_Exercise_
Gather all lines containing the string "Variation" and copy them out.
___ Provided entries
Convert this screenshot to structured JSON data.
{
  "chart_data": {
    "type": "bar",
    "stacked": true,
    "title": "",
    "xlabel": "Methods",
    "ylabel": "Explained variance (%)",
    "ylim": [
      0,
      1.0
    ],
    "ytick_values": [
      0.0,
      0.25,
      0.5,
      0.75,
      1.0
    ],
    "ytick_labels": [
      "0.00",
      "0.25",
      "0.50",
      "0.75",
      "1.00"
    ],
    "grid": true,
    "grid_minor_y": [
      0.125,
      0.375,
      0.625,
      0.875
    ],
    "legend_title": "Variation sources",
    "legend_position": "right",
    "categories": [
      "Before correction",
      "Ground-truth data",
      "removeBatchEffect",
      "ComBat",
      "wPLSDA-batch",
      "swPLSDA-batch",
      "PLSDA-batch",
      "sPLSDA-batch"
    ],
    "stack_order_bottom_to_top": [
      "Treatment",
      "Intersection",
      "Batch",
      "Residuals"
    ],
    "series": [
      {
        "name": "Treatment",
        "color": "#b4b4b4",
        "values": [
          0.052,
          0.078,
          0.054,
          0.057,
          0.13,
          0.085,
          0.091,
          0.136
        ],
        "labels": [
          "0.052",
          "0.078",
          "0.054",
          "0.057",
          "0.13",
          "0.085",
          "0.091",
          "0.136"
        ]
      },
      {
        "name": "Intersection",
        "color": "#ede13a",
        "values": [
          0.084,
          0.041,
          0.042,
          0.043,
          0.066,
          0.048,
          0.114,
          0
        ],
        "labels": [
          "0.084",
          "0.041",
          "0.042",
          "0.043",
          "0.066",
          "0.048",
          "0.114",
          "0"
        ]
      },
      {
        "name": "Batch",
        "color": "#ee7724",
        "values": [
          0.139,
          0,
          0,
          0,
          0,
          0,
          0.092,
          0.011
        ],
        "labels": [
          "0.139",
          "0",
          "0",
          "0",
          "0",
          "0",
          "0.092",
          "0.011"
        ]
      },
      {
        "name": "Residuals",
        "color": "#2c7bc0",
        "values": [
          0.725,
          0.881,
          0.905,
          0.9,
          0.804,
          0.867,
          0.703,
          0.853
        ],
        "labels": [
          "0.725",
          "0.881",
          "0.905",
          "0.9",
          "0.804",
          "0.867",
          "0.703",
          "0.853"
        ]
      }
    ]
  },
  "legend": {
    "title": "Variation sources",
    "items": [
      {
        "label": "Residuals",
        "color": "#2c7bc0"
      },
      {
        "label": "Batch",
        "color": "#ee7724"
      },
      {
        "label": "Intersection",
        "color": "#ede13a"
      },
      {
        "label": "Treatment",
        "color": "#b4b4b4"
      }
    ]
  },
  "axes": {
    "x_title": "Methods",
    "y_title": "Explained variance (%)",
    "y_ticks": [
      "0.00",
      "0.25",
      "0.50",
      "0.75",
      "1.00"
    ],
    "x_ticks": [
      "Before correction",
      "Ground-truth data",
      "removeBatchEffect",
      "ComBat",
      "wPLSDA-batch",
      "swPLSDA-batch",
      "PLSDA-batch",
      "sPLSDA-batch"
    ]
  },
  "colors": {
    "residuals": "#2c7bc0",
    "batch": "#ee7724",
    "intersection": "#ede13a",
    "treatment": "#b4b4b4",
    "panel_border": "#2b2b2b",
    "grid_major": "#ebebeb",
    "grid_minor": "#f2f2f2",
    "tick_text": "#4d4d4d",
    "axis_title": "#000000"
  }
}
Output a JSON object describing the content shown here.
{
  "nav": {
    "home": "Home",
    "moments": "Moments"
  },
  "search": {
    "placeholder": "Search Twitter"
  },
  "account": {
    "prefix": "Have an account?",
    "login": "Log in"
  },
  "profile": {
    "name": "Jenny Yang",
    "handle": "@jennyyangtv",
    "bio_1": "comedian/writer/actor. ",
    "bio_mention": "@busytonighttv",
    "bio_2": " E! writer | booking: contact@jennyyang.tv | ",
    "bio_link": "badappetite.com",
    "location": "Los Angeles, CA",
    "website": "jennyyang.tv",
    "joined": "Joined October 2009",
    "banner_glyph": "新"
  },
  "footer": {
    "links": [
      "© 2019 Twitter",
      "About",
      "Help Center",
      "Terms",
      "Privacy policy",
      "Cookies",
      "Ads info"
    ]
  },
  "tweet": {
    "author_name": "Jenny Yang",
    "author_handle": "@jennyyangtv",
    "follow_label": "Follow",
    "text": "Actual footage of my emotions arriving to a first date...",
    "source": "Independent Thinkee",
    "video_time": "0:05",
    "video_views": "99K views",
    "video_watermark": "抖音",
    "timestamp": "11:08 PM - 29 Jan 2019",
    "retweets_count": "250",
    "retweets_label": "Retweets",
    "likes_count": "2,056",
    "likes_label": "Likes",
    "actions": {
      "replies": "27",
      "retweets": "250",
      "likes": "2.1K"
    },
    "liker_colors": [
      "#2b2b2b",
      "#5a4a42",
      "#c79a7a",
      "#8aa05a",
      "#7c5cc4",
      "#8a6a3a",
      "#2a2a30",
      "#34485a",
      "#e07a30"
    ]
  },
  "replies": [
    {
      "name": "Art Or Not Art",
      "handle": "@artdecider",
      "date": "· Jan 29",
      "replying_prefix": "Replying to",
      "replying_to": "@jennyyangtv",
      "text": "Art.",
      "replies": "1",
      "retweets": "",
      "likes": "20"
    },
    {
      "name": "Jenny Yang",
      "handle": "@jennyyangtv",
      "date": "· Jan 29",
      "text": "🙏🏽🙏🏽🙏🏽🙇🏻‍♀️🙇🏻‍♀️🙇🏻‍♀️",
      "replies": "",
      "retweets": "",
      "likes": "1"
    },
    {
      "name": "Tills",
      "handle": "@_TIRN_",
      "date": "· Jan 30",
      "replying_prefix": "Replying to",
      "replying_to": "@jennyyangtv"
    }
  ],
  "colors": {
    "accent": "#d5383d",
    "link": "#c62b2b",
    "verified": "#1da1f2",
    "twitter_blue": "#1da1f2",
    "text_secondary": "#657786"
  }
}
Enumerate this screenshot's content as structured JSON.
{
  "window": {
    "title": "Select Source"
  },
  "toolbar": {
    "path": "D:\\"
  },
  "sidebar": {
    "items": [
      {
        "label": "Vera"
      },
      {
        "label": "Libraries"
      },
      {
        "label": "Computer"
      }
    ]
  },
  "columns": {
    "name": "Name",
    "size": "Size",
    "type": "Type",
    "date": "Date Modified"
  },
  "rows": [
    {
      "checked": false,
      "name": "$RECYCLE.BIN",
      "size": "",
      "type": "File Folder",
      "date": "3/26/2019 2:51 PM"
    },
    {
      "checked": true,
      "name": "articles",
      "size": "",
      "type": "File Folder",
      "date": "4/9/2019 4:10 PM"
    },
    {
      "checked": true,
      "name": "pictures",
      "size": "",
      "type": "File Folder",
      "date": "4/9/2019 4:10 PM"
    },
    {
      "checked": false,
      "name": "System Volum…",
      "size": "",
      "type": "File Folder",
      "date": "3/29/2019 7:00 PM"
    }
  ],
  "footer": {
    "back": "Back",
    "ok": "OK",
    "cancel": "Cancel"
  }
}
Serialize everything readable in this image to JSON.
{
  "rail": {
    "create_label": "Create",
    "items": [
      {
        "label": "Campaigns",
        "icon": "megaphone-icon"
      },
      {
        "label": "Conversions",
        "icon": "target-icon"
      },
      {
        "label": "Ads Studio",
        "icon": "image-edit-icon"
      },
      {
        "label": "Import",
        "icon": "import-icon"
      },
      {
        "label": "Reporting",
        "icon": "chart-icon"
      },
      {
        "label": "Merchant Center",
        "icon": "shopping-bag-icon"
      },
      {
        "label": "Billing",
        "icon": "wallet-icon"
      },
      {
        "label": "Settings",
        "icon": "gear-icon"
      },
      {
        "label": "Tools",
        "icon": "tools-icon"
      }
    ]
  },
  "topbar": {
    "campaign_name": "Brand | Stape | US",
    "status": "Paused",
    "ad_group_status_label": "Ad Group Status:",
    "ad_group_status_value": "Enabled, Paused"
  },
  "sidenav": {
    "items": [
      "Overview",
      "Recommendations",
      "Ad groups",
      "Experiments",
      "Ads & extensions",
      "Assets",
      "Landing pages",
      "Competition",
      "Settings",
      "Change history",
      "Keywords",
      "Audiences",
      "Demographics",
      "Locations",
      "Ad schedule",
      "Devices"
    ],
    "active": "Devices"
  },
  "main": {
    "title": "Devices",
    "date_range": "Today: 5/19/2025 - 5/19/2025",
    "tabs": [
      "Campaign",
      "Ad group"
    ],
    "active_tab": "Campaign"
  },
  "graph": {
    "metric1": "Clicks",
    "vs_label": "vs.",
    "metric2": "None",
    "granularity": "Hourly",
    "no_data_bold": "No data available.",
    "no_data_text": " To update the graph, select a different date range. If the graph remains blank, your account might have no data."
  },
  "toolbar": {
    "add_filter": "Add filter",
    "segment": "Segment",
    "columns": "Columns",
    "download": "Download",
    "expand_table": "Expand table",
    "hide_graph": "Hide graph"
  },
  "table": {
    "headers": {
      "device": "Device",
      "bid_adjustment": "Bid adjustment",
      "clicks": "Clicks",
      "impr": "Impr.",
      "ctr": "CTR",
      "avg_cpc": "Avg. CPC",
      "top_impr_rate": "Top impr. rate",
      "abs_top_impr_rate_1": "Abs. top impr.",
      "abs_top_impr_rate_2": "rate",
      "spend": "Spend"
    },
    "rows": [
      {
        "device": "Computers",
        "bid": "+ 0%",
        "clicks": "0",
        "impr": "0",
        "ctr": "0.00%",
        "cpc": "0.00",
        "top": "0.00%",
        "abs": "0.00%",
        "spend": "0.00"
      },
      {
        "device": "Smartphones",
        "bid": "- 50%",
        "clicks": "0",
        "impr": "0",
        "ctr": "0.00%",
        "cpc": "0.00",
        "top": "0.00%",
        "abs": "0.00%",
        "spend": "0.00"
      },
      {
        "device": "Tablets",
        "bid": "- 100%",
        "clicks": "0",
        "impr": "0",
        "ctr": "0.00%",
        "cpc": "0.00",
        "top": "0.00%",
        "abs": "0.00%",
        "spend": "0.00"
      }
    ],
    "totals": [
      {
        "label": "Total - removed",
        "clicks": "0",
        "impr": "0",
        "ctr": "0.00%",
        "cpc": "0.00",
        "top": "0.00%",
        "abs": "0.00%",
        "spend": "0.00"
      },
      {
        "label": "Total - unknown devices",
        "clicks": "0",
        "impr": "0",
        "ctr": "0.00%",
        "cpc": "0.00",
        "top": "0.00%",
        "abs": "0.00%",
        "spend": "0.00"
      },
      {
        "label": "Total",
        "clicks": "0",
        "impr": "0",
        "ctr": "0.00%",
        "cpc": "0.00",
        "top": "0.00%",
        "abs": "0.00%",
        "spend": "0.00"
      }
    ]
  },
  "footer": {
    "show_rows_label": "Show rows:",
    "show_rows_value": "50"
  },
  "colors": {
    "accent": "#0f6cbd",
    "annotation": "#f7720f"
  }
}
______
_Response to the task_
    "legend_title": "Variation sources",
    "title": "Variation sources",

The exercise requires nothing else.